Source records:
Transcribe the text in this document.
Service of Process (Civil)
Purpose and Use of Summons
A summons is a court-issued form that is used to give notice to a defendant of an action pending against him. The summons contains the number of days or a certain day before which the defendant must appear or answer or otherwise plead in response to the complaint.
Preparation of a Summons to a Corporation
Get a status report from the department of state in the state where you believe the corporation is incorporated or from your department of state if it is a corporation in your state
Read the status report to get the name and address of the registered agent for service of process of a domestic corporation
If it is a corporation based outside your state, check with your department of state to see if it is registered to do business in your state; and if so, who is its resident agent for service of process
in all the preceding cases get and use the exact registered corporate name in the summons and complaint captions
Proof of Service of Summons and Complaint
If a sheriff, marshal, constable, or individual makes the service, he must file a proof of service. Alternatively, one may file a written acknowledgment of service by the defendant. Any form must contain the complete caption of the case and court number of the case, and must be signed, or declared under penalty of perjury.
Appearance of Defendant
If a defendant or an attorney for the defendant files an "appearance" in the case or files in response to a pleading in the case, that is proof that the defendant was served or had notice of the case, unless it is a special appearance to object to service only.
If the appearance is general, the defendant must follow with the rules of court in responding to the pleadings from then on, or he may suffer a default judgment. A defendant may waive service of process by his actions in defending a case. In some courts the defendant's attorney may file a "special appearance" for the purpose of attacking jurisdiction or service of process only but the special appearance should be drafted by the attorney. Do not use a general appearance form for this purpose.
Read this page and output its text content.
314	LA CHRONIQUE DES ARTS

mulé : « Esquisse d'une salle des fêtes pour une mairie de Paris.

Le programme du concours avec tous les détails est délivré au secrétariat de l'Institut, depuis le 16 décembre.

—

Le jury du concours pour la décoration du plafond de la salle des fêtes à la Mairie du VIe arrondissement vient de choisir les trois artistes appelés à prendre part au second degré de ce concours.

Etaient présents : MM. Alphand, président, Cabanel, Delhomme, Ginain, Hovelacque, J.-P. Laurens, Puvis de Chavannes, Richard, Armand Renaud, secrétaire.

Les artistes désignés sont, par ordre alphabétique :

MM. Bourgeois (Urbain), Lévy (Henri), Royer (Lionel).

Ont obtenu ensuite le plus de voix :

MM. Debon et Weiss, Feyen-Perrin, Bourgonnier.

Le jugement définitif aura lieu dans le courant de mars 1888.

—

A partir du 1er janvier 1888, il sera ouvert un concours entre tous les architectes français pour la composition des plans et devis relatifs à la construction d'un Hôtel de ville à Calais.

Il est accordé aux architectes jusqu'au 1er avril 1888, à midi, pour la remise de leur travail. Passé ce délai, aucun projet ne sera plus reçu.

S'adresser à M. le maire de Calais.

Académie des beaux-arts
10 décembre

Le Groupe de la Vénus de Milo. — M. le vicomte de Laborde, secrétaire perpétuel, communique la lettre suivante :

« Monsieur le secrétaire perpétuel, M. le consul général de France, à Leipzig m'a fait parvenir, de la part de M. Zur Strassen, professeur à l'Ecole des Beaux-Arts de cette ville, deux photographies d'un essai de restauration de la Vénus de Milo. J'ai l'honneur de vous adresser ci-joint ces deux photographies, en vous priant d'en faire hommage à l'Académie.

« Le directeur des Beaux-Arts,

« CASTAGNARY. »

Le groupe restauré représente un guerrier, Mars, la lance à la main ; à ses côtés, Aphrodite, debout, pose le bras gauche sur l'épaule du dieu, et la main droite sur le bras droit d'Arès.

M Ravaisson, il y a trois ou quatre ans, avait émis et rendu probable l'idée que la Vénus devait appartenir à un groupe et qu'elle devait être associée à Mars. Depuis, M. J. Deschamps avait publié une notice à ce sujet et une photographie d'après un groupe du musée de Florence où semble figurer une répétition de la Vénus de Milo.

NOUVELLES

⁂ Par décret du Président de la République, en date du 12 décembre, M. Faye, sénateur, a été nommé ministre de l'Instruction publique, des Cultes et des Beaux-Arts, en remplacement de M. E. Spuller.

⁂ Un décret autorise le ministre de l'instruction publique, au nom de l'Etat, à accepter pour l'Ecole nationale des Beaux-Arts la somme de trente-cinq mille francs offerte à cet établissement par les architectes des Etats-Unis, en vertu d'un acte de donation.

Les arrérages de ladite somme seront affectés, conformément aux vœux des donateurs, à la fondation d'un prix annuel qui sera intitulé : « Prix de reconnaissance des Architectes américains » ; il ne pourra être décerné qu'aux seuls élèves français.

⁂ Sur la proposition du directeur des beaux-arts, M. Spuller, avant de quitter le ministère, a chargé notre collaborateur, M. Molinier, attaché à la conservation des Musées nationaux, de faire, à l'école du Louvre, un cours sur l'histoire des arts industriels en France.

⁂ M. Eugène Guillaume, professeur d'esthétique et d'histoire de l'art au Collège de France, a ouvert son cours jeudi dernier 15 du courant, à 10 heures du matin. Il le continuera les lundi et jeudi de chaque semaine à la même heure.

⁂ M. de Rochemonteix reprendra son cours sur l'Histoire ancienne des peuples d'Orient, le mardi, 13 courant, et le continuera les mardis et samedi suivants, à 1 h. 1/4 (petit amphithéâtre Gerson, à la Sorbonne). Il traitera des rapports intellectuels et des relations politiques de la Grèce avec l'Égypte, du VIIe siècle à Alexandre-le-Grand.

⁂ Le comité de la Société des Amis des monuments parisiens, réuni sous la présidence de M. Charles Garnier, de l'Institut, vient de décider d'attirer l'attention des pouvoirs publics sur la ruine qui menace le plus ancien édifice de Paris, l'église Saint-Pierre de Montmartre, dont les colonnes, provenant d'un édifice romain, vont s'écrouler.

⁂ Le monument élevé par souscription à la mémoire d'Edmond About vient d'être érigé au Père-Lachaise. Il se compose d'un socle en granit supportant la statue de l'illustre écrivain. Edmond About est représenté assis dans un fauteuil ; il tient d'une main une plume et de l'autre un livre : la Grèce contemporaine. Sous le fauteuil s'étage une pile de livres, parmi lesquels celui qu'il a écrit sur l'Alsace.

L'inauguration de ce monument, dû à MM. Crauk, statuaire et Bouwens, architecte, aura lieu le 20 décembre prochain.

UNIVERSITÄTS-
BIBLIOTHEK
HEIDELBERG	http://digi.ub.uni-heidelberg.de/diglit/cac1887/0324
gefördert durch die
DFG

* [Problem]:
Repeat back the data above, exact to the last character.

* [Solution]:
Transcribe the text in this document.
Service of Process (Civil)
Purpose and Use of Summons
A summons is a court-issued form that is used to give notice to a defendant of an action pending against him. The summons contains the number of days or a certain day before which the defendant must appear or answer or otherwise plead in response to the complaint.
Preparation of a Summons to a Corporation
Get a status report from the department of state in the state where you believe the corporation is incorporated or from your department of state if it is a corporation in your state
Read the status report to get the name and address of the registered agent for service of process of a domestic corporation
If it is a corporation based outside your state, check with your department of state to see if it is registered to do business in your state; and if so, who is its resident agent for service of process
in all the preceding cases get and use the exact registered corporate name in the summons and complaint captions
Proof of Service of Summons and Complaint
If a sheriff, marshal, constable, or individual makes the service, he must file a proof of service. Alternatively, one may file a written acknowledgment of service by the defendant. Any form must contain the complete caption of the case and court number of the case, and must be signed, or declared under penalty of perjury.
Appearance of Defendant
If a defendant or an attorney for the defendant files an "appearance" in the case or files in response to a pleading in the case, that is proof that the defendant was served or had notice of the case, unless it is a special appearance to object to service only.
If the appearance is general, the defendant must follow with the rules of court in responding to the pleadings from then on, or he may suffer a default judgment. A defendant may waive service of process by his actions in defending a case. In some courts the defendant's attorney may file a "special appearance" for the purpose of attacking jurisdiction or service of process only but the special appearance should be drafted by the attorney. Do not use a general appearance form for this purpose.
Read this page and output its text content.
314	LA CHRONIQUE DES ARTS

mulé : « Esquisse d'une salle des fêtes pour une mairie de Paris.

Le programme du concours avec tous les détails est délivré au secrétariat de l'Institut, depuis le 16 décembre.

—

Le jury du concours pour la décoration du plafond de la salle des fêtes à la Mairie du VIe arrondissement vient de choisir les trois artistes appelés à prendre part au second degré de ce concours.

Etaient présents : MM. Alphand, président, Cabanel, Delhomme, Ginain, Hovelacque, J.-P. Laurens, Puvis de Chavannes, Richard, Armand Renaud, secrétaire.

Les artistes désignés sont, par ordre alphabétique :

MM. Bourgeois (Urbain), Lévy (Henri), Royer (Lionel).

Ont obtenu ensuite le plus de voix :

MM. Debon et Weiss, Feyen-Perrin, Bourgonnier.

Le jugement définitif aura lieu dans le courant de mars 1888.

—

A partir du 1er janvier 1888, il sera ouvert un concours entre tous les architectes français pour la composition des plans et devis relatifs à la construction d'un Hôtel de ville à Calais.

Il est accordé aux architectes jusqu'au 1er avril 1888, à midi, pour la remise de leur travail. Passé ce délai, aucun projet ne sera plus reçu.

S'adresser à M. le maire de Calais.

Académie des beaux-arts
10 décembre

Le Groupe de la Vénus de Milo. — M. le vicomte de Laborde, secrétaire perpétuel, communique la lettre suivante :

« Monsieur le secrétaire perpétuel, M. le consul général de France, à Leipzig m'a fait parvenir, de la part de M. Zur Strassen, professeur à l'Ecole des Beaux-Arts de cette ville, deux photographies d'un essai de restauration de la Vénus de Milo. J'ai l'honneur de vous adresser ci-joint ces deux photographies, en vous priant d'en faire hommage à l'Académie.

« Le directeur des Beaux-Arts,

« CASTAGNARY. »

Le groupe restauré représente un guerrier, Mars, la lance à la main ; à ses côtés, Aphrodite, debout, pose le bras gauche sur l'épaule du dieu, et la main droite sur le bras droit d'Arès.

M Ravaisson, il y a trois ou quatre ans, avait émis et rendu probable l'idée que la Vénus devait appartenir à un groupe et qu'elle devait être associée à Mars. Depuis, M. J. Deschamps avait publié une notice à ce sujet et une photographie d'après un groupe du musée de Florence où semble figurer une répétition de la Vénus de Milo.

NOUVELLES

⁂ Par décret du Président de la République, en date du 12 décembre, M. Faye, sénateur, a été nommé ministre de l'Instruction publique, des Cultes et des Beaux-Arts, en remplacement de M. E. Spuller.

⁂ Un décret autorise le ministre de l'instruction publique, au nom de l'Etat, à accepter pour l'Ecole nationale des Beaux-Arts la somme de trente-cinq mille francs offerte à cet établissement par les architectes des Etats-Unis, en vertu d'un acte de donation.

Les arrérages de ladite somme seront affectés, conformément aux vœux des donateurs, à la fondation d'un prix annuel qui sera intitulé : « Prix de reconnaissance des Architectes américains » ; il ne pourra être décerné qu'aux seuls élèves français.

⁂ Sur la proposition du directeur des beaux-arts, M. Spuller, avant de quitter le ministère, a chargé notre collaborateur, M. Molinier, attaché à la conservation des Musées nationaux, de faire, à l'école du Louvre, un cours sur l'histoire des arts industriels en France.

⁂ M. Eugène Guillaume, professeur d'esthétique et d'histoire de l'art au Collège de France, a ouvert son cours jeudi dernier 15 du courant, à 10 heures du matin. Il le continuera les lundi et jeudi de chaque semaine à la même heure.

⁂ M. de Rochemonteix reprendra son cours sur l'Histoire ancienne des peuples d'Orient, le mardi, 13 courant, et le continuera les mardis et samedi suivants, à 1 h. 1/4 (petit amphithéâtre Gerson, à la Sorbonne). Il traitera des rapports intellectuels et des relations politiques de la Grèce avec l'Égypte, du VIIe siècle à Alexandre-le-Grand.

⁂ Le comité de la Société des Amis des monuments parisiens, réuni sous la présidence de M. Charles Garnier, de l'Institut, vient de décider d'attirer l'attention des pouvoirs publics sur la ruine qui menace le plus ancien édifice de Paris, l'église Saint-Pierre de Montmartre, dont les colonnes, provenant d'un édifice romain, vont s'écrouler.

⁂ Le monument élevé par souscription à la mémoire d'Edmond About vient d'être érigé au Père-Lachaise. Il se compose d'un socle en granit supportant la statue de l'illustre écrivain. Edmond About est représenté assis dans un fauteuil ; il tient d'une main une plume et de l'autre un livre : la Grèce contemporaine. Sous le fauteuil s'étage une pile de livres, parmi lesquels celui qu'il a écrit sur l'Alsace.

L'inauguration de ce monument, dû à MM. Crauk, statuaire et Bouwens, architecte, aura lieu le 20 décembre prochain.

UNIVERSITÄTS-
BIBLIOTHEK
HEIDELBERG	http://digi.ub.uni-heidelberg.de/diglit/cac1887/0324
gefördert durch die
DFG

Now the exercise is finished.